Data records:
## START

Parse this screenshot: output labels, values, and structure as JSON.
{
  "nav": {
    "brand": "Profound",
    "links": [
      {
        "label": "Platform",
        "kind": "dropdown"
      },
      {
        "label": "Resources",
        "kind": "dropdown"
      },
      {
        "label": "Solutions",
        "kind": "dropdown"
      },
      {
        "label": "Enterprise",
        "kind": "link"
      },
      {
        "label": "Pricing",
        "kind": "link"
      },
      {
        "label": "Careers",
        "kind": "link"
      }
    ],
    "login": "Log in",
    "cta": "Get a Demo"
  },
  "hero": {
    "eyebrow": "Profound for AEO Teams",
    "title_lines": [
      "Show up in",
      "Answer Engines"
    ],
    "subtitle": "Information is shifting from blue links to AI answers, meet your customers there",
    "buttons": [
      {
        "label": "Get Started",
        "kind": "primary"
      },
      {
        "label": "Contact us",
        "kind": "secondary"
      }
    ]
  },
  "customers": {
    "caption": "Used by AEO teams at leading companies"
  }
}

## END

THE TASK: From the listing, copy each line containing the word "customers".

OUTPUT OF THE EXERCISE:
    "subtitle": "Information is shifting from blue links to AI answers, meet your customers there",
  "customers": {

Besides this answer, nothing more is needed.